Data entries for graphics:
▼

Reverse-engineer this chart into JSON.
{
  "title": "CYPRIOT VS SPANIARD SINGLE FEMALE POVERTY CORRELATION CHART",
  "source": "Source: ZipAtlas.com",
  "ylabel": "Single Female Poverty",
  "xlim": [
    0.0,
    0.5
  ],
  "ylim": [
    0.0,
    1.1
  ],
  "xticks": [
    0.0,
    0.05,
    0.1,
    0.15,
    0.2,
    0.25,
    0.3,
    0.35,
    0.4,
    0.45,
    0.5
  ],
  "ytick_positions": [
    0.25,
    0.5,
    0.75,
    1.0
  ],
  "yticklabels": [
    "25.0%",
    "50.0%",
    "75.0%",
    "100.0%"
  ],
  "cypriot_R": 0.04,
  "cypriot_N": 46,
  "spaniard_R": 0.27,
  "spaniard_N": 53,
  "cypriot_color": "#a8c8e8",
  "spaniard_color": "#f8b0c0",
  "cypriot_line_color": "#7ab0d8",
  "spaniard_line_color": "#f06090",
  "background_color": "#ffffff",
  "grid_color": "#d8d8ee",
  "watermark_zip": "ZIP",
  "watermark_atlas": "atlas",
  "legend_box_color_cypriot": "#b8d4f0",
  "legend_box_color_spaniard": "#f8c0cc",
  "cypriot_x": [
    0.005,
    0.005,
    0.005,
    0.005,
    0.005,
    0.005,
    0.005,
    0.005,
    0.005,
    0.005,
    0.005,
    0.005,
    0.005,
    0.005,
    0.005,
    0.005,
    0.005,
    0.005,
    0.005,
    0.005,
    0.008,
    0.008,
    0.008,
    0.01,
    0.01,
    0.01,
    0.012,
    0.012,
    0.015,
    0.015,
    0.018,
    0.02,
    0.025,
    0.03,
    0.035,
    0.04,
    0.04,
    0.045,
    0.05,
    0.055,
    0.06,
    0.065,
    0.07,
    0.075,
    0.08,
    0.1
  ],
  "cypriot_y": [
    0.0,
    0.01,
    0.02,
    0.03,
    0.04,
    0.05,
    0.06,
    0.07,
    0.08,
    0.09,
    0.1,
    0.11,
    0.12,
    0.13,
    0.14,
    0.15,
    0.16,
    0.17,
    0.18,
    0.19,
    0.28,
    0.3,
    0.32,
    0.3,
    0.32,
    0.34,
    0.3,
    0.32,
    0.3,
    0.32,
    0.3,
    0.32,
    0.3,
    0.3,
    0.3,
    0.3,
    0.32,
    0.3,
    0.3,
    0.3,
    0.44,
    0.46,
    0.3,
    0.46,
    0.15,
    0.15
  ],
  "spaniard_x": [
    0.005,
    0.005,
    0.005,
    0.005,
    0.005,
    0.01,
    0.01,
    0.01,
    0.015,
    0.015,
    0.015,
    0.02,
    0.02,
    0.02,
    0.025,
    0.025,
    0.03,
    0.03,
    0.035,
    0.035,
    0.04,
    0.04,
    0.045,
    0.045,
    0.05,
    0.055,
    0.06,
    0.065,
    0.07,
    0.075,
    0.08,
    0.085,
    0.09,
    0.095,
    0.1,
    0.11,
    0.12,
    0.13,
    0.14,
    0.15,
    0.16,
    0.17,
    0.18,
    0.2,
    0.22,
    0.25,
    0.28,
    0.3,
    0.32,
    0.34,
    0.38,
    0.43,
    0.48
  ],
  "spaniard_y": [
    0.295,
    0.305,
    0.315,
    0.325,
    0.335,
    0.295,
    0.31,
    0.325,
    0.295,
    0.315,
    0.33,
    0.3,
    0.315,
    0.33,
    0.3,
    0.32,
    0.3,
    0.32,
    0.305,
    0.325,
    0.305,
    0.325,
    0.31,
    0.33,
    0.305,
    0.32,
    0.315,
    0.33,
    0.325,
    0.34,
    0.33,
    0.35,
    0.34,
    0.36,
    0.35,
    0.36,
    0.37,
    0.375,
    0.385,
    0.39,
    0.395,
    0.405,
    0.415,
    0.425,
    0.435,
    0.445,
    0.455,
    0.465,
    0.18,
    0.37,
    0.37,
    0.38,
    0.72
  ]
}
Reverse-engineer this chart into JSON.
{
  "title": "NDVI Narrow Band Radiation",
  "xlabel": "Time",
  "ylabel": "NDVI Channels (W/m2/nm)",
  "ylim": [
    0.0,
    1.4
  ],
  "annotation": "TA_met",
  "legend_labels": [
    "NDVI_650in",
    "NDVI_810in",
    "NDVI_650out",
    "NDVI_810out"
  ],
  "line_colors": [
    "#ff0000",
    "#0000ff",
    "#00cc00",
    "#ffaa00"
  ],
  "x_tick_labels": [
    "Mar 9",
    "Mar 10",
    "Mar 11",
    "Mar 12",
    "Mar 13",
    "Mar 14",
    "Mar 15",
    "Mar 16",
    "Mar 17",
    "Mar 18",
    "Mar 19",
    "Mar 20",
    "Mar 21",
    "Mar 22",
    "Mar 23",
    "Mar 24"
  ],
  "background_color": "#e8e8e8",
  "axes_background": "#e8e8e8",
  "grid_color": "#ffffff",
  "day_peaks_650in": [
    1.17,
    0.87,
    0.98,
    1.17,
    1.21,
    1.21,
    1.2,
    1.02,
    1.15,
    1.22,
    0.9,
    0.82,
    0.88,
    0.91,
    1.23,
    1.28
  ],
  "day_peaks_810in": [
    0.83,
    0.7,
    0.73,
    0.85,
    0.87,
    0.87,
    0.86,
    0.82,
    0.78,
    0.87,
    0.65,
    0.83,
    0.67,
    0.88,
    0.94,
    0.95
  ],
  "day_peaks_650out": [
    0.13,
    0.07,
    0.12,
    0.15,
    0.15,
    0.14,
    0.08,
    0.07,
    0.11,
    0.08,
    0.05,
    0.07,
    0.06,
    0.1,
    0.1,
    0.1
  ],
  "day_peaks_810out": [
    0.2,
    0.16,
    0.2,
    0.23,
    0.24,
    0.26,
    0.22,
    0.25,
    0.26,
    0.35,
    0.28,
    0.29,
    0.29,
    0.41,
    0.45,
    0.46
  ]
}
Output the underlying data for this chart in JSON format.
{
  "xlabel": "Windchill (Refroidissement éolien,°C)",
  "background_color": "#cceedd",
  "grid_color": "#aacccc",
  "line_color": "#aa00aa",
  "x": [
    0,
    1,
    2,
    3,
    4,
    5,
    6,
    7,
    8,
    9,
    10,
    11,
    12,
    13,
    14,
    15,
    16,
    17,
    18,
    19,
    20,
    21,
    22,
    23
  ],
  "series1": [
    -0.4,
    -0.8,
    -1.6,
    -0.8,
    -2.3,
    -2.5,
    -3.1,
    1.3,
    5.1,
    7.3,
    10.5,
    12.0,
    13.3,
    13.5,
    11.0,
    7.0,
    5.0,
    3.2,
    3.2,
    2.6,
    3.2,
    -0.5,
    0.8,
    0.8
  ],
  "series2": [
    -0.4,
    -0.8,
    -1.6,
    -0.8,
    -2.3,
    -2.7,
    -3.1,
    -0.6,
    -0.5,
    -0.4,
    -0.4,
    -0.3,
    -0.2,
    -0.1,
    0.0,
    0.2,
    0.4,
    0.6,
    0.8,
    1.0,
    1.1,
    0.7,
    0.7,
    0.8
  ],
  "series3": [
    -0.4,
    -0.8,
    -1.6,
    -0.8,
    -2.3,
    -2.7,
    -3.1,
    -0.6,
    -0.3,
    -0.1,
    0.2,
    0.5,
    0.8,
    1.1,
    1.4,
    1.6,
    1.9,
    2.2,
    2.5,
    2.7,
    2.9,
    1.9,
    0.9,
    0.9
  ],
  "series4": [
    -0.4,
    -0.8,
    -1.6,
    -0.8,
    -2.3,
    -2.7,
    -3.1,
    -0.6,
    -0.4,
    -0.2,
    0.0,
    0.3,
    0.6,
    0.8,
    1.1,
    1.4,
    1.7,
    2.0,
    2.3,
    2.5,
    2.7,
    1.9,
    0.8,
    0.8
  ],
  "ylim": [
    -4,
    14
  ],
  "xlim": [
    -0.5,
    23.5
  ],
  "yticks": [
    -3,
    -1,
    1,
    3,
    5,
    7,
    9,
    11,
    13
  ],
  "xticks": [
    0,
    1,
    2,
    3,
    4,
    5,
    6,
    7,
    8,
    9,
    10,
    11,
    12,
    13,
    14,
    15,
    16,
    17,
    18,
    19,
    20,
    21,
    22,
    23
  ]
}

▲

Tally the lines that hold the string "ffffff" and state the total, nothing more.

Answer in full:
2